Set problem ▸
Reproduce the data in its entirety, exactly as supplied.

Exercise materials ▸
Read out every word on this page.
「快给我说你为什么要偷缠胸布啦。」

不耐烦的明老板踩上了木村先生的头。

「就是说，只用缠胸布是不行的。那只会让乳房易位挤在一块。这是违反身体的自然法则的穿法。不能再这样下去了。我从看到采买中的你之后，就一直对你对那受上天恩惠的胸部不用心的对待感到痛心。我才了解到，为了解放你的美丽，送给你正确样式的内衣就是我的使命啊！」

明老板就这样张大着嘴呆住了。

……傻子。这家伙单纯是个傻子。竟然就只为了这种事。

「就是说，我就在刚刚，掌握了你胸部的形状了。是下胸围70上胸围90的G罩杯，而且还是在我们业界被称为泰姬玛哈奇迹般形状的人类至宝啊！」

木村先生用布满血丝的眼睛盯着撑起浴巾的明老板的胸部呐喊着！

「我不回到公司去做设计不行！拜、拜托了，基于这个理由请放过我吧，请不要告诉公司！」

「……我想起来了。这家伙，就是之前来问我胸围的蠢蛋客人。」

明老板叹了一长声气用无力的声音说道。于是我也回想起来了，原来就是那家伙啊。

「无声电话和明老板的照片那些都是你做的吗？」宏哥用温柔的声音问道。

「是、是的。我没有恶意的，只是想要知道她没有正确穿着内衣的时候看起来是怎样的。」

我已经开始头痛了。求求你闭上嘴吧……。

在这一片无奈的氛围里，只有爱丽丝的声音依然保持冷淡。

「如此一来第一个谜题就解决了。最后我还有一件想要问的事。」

Finished task ▸
Read out every word on this page.
「快给我说你为什么要偷缠胸布啦。」

不耐烦的明老板踩上了木村先生的头。

「就是说，只用缠胸布是不行的。那只会让乳房易位挤在一块。这是违反身体的自然法则的穿法。不能再这样下去了。我从看到采买中的你之后，就一直对你对那受上天恩惠的胸部不用心的对待感到痛心。我才了解到，为了解放你的美丽，送给你正确样式的内衣就是我的使命啊！」

明老板就这样张大着嘴呆住了。

……傻子。这家伙单纯是个傻子。竟然就只为了这种事。

「就是说，我就在刚刚，掌握了你胸部的形状了。是下胸围70上胸围90的G罩杯，而且还是在我们业界被称为泰姬玛哈奇迹般形状的人类至宝啊！」

木村先生用布满血丝的眼睛盯着撑起浴巾的明老板的胸部呐喊着！

「我不回到公司去做设计不行！拜、拜托了，基于这个理由请放过我吧，请不要告诉公司！」

「……我想起来了。这家伙，就是之前来问我胸围的蠢蛋客人。」

明老板叹了一长声气用无力的声音说道。于是我也回想起来了，原来就是那家伙啊。

「无声电话和明老板的照片那些都是你做的吗？」宏哥用温柔的声音问道。

「是、是的。我没有恶意的，只是想要知道她没有正确穿着内衣的时候看起来是怎样的。」

我已经开始头痛了。求求你闭上嘴吧……。

在这一片无奈的氛围里，只有爱丽丝的声音依然保持冷淡。

「如此一来第一个谜题就解决了。最后我还有一件想要问的事。」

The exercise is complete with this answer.